STATED EXERCISE -
Please repeat all of the listing exactly.

SUPPLIED MATERIAL -
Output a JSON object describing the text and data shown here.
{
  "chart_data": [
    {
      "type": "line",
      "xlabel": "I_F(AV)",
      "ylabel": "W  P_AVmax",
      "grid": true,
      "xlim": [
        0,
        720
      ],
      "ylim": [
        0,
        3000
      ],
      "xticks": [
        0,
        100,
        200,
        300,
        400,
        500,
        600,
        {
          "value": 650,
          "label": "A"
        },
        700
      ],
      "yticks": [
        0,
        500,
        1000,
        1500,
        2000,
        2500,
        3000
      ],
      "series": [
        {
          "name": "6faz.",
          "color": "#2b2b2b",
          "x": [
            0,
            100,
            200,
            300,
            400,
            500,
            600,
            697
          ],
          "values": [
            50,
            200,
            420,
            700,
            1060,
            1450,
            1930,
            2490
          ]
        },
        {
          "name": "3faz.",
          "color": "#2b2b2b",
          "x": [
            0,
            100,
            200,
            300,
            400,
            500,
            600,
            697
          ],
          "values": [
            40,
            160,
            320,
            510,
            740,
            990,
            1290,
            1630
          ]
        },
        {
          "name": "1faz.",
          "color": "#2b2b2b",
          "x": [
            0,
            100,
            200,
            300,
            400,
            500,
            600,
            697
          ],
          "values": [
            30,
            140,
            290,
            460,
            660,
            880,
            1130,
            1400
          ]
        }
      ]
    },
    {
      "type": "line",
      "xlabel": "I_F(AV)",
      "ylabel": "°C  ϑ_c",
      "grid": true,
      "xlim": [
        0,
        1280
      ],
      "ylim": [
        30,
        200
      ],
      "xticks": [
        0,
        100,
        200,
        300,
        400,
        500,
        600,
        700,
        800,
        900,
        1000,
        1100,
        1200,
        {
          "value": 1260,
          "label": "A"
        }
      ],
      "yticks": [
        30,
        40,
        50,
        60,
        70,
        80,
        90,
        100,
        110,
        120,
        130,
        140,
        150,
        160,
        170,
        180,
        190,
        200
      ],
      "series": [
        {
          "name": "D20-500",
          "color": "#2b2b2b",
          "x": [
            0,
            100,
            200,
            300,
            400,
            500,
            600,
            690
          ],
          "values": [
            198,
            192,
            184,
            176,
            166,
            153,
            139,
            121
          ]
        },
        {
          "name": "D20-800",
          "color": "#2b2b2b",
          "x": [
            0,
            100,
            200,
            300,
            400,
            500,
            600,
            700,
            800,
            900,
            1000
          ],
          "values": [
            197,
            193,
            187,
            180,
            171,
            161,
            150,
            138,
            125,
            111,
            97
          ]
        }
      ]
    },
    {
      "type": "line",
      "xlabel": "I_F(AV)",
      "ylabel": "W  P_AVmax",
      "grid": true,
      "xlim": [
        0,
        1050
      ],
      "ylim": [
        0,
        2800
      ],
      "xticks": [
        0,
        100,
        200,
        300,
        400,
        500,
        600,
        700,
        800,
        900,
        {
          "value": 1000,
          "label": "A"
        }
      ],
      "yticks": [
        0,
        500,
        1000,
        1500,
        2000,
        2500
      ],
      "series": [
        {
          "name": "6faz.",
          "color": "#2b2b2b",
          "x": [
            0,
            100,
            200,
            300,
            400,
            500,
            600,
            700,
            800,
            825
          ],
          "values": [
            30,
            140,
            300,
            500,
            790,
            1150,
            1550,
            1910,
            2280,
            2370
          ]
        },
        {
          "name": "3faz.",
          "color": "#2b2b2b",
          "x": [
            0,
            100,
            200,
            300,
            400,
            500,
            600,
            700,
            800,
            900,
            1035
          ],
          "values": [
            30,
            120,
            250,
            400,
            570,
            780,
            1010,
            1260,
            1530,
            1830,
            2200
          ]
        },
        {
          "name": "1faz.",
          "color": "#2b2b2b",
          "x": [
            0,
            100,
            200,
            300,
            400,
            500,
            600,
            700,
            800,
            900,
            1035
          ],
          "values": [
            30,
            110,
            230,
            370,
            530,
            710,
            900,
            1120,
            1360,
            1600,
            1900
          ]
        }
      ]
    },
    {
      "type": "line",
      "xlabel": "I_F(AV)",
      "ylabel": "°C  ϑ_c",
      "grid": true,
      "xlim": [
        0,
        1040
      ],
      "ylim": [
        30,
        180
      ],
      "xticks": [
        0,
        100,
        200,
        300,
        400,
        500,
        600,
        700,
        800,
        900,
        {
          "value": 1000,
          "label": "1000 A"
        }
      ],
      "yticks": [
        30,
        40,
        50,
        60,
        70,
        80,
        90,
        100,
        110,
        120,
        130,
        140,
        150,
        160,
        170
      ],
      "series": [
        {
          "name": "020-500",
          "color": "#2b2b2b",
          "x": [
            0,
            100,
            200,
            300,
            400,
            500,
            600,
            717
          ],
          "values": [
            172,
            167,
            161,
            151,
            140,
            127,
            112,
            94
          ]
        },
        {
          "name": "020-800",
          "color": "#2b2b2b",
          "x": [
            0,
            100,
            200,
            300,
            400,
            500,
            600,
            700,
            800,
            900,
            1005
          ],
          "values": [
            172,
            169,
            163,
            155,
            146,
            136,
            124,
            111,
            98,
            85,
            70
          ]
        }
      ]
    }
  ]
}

EXERCISE RESULT -
Output a JSON object describing the text and data shown here.
{
  "chart_data": [
    {
      "type": "line",
      "xlabel": "I_F(AV)",
      "ylabel": "W  P_AVmax",
      "grid": true,
      "xlim": [
        0,
        720
      ],
      "ylim": [
        0,
        3000
      ],
      "xticks": [
        0,
        100,
        200,
        300,
        400,
        500,
        600,
        {
          "value": 650,
          "label": "A"
        },
        700
      ],
      "yticks": [
        0,
        500,
        1000,
        1500,
        2000,
        2500,
        3000
      ],
      "series": [
        {
          "name": "6faz.",
          "color": "#2b2b2b",
          "x": [
            0,
            100,
            200,
            300,
            400,
            500,
            600,
            697
          ],
          "values": [
            50,
            200,
            420,
            700,
            1060,
            1450,
            1930,
            2490
          ]
        },
        {
          "name": "3faz.",
          "color": "#2b2b2b",
          "x": [
            0,
            100,
            200,
            300,
            400,
            500,
            600,
            697
          ],
          "values": [
            40,
            160,
            320,
            510,
            740,
            990,
            1290,
            1630
          ]
        },
        {
          "name": "1faz.",
          "color": "#2b2b2b",
          "x": [
            0,
            100,
            200,
            300,
            400,
            500,
            600,
            697
          ],
          "values": [
            30,
            140,
            290,
            460,
            660,
            880,
            1130,
            1400
          ]
        }
      ]
    },
    {
      "type": "line",
      "xlabel": "I_F(AV)",
      "ylabel": "°C  ϑ_c",
      "grid": true,
      "xlim": [
        0,
        1280
      ],
      "ylim": [
        30,
        200
      ],
      "xticks": [
        0,
        100,
        200,
        300,
        400,
        500,
        600,
        700,
        800,
        900,
        1000,
        1100,
        1200,
        {
          "value": 1260,
          "label": "A"
        }
      ],
      "yticks": [
        30,
        40,
        50,
        60,
        70,
        80,
        90,
        100,
        110,
        120,
        130,
        140,
        150,
        160,
        170,
        180,
        190,
        200
      ],
      "series": [
        {
          "name": "D20-500",
          "color": "#2b2b2b",
          "x": [
            0,
            100,
            200,
            300,
            400,
            500,
            600,
            690
          ],
          "values": [
            198,
            192,
            184,
            176,
            166,
            153,
            139,
            121
          ]
        },
        {
          "name": "D20-800",
          "color": "#2b2b2b",
          "x": [
            0,
            100,
            200,
            300,
            400,
            500,
            600,
            700,
            800,
            900,
            1000
          ],
          "values": [
            197,
            193,
            187,
            180,
            171,
            161,
            150,
            138,
            125,
            111,
            97
          ]
        }
      ]
    },
    {
      "type": "line",
      "xlabel": "I_F(AV)",
      "ylabel": "W  P_AVmax",
      "grid": true,
      "xlim": [
        0,
        1050
      ],
      "ylim": [
        0,
        2800
      ],
      "xticks": [
        0,
        100,
        200,
        300,
        400,
        500,
        600,
        700,
        800,
        900,
        {
          "value": 1000,
          "label": "A"
        }
      ],
      "yticks": [
        0,
        500,
        1000,
        1500,
        2000,
        2500
      ],
      "series": [
        {
          "name": "6faz.",
          "color": "#2b2b2b",
          "x": [
            0,
            100,
            200,
            300,
            400,
            500,
            600,
            700,
            800,
            825
          ],
          "values": [
            30,
            140,
            300,
            500,
            790,
            1150,
            1550,
            1910,
            2280,
            2370
          ]
        },
        {
          "name": "3faz.",
          "color": "#2b2b2b",
          "x": [
            0,
            100,
            200,
            300,
            400,
            500,
            600,
            700,
            800,
            900,
            1035
          ],
          "values": [
            30,
            120,
            250,
            400,
            570,
            780,
            1010,
            1260,
            1530,
            1830,
            2200
          ]
        },
        {
          "name": "1faz.",
          "color": "#2b2b2b",
          "x": [
            0,
            100,
            200,
            300,
            400,
            500,
            600,
            700,
            800,
            900,
            1035
          ],
          "values": [
            30,
            110,
            230,
            370,
            530,
            710,
            900,
            1120,
            1360,
            1600,
            1900
          ]
        }
      ]
    },
    {
      "type": "line",
      "xlabel": "I_F(AV)",
      "ylabel": "°C  ϑ_c",
      "grid": true,
      "xlim": [
        0,
        1040
      ],
      "ylim": [
        30,
        180
      ],
      "xticks": [
        0,
        100,
        200,
        300,
        400,
        500,
        600,
        700,
        800,
        900,
        {
          "value": 1000,
          "label": "1000 A"
        }
      ],
      "yticks": [
        30,
        40,
        50,
        60,
        70,
        80,
        90,
        100,
        110,
        120,
        130,
        140,
        150,
        160,
        170
      ],
      "series": [
        {
          "name": "020-500",
          "color": "#2b2b2b",
          "x": [
            0,
            100,
            200,
            300,
            400,
            500,
            600,
            717
          ],
          "values": [
            172,
            167,
            161,
            151,
            140,
            127,
            112,
            94
          ]
        },
        {
          "name": "020-800",
          "color": "#2b2b2b",
          "x": [
            0,
            100,
            200,
            300,
            400,
            500,
            600,
            700,
            800,
            900,
            1005
          ],
          "values": [
            172,
            169,
            163,
            155,
            146,
            136,
            124,
            111,
            98,
            85,
            70
          ]
        }
      ]
    }
  ]
}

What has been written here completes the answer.